Written request: Copy out the records precisely, omitting pictures.

Data lines:
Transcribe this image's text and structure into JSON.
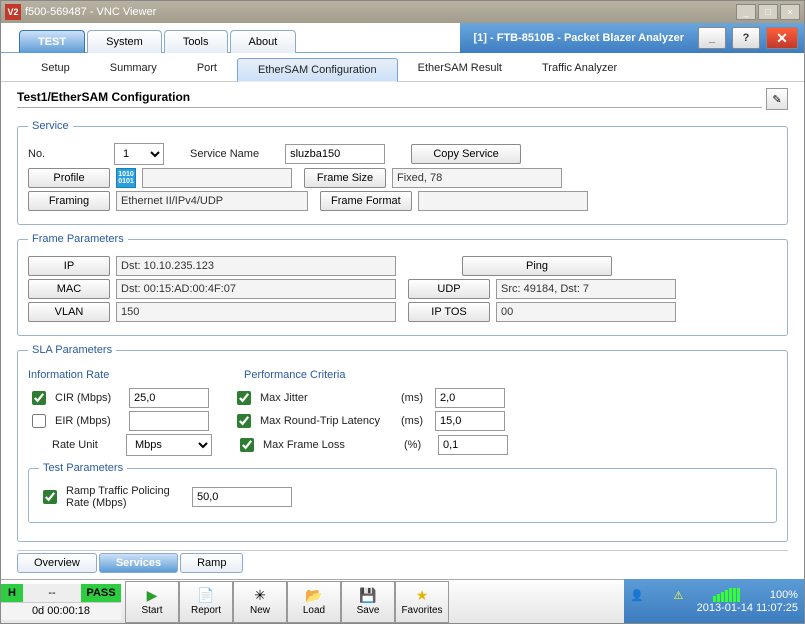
{
  "vnc": {
    "title": "f500-569487 - VNC Viewer"
  },
  "app": {
    "header_title": "[1] - FTB-8510B - Packet Blazer Analyzer"
  },
  "main_tabs": [
    "TEST",
    "System",
    "Tools",
    "About"
  ],
  "sub_tabs": [
    "Setup",
    "Summary",
    "Port",
    "EtherSAM Configuration",
    "EtherSAM Result",
    "Traffic Analyzer"
  ],
  "page": {
    "title": "Test1/EtherSAM Configuration"
  },
  "service": {
    "legend": "Service",
    "no_label": "No.",
    "no_value": "1",
    "name_label": "Service Name",
    "name_value": "sluzba150",
    "copy_label": "Copy Service",
    "profile_label": "Profile",
    "frame_size_label": "Frame Size",
    "frame_size_value": "Fixed, 78",
    "framing_label": "Framing",
    "framing_value": "Ethernet II/IPv4/UDP",
    "frame_format_label": "Frame Format"
  },
  "frame": {
    "legend": "Frame Parameters",
    "ip_label": "IP",
    "ip_value": "Dst: 10.10.235.123",
    "ping_label": "Ping",
    "mac_label": "MAC",
    "mac_value": "Dst: 00:15:AD:00:4F:07",
    "udp_label": "UDP",
    "udp_value": "Src: 49184, Dst: 7",
    "vlan_label": "VLAN",
    "vlan_value": "150",
    "iptos_label": "IP TOS",
    "iptos_value": "00"
  },
  "sla": {
    "legend": "SLA Parameters",
    "info_rate_label": "Information Rate",
    "perf_label": "Performance Criteria",
    "cir_label": "CIR (Mbps)",
    "cir_value": "25,0",
    "eir_label": "EIR (Mbps)",
    "rate_unit_label": "Rate Unit",
    "rate_unit_value": "Mbps",
    "jitter_label": "Max Jitter",
    "jitter_value": "2,0",
    "latency_label": "Max Round-Trip Latency",
    "latency_value": "15,0",
    "frameloss_label": "Max Frame Loss",
    "frameloss_value": "0,1",
    "ms_unit": "(ms)",
    "pct_unit": "(%)",
    "test_legend": "Test Parameters",
    "ramp_label": "Ramp Traffic Policing Rate (Mbps)",
    "ramp_value": "50,0"
  },
  "bottom_tabs": [
    "Overview",
    "Services",
    "Ramp"
  ],
  "toolbar": [
    "Start",
    "Report",
    "New",
    "Load",
    "Save",
    "Favorites"
  ],
  "status": {
    "h": "H",
    "mid": "--",
    "pass": "PASS",
    "elapsed": "0d 00:00:18",
    "battery": "100%",
    "datetime": "2013-01-14 11:07:25"
  }
}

Correct output:
Transcribe this image's text and structure into JSON.
{
  "vnc": {
    "title": "f500-569487 - VNC Viewer"
  },
  "app": {
    "header_title": "[1] - FTB-8510B - Packet Blazer Analyzer"
  },
  "main_tabs": [
    "TEST",
    "System",
    "Tools",
    "About"
  ],
  "sub_tabs": [
    "Setup",
    "Summary",
    "Port",
    "EtherSAM Configuration",
    "EtherSAM Result",
    "Traffic Analyzer"
  ],
  "page": {
    "title": "Test1/EtherSAM Configuration"
  },
  "service": {
    "legend": "Service",
    "no_label": "No.",
    "no_value": "1",
    "name_label": "Service Name",
    "name_value": "sluzba150",
    "copy_label": "Copy Service",
    "profile_label": "Profile",
    "frame_size_label": "Frame Size",
    "frame_size_value": "Fixed, 78",
    "framing_label": "Framing",
    "framing_value": "Ethernet II/IPv4/UDP",
    "frame_format_label": "Frame Format"
  },
  "frame": {
    "legend": "Frame Parameters",
    "ip_label": "IP",
    "ip_value": "Dst: 10.10.235.123",
    "ping_label": "Ping",
    "mac_label": "MAC",
    "mac_value": "Dst: 00:15:AD:00:4F:07",
    "udp_label": "UDP",
    "udp_value": "Src: 49184, Dst: 7",
    "vlan_label": "VLAN",
    "vlan_value": "150",
    "iptos_label": "IP TOS",
    "iptos_value": "00"
  },
  "sla": {
    "legend": "SLA Parameters",
    "info_rate_label": "Information Rate",
    "perf_label": "Performance Criteria",
    "cir_label": "CIR (Mbps)",
    "cir_value": "25,0",
    "eir_label": "EIR (Mbps)",
    "rate_unit_label": "Rate Unit",
    "rate_unit_value": "Mbps",
    "jitter_label": "Max Jitter",
    "jitter_value": "2,0",
    "latency_label": "Max Round-Trip Latency",
    "latency_value": "15,0",
    "frameloss_label": "Max Frame Loss",
    "frameloss_value": "0,1",
    "ms_unit": "(ms)",
    "pct_unit": "(%)",
    "test_legend": "Test Parameters",
    "ramp_label": "Ramp Traffic Policing Rate (Mbps)",
    "ramp_value": "50,0"
  },
  "bottom_tabs": [
    "Overview",
    "Services",
    "Ramp"
  ],
  "toolbar": [
    "Start",
    "Report",
    "New",
    "Load",
    "Save",
    "Favorites"
  ],
  "status": {
    "h": "H",
    "mid": "--",
    "pass": "PASS",
    "elapsed": "0d 00:00:18",
    "battery": "100%",
    "datetime": "2013-01-14 11:07:25"
  }
}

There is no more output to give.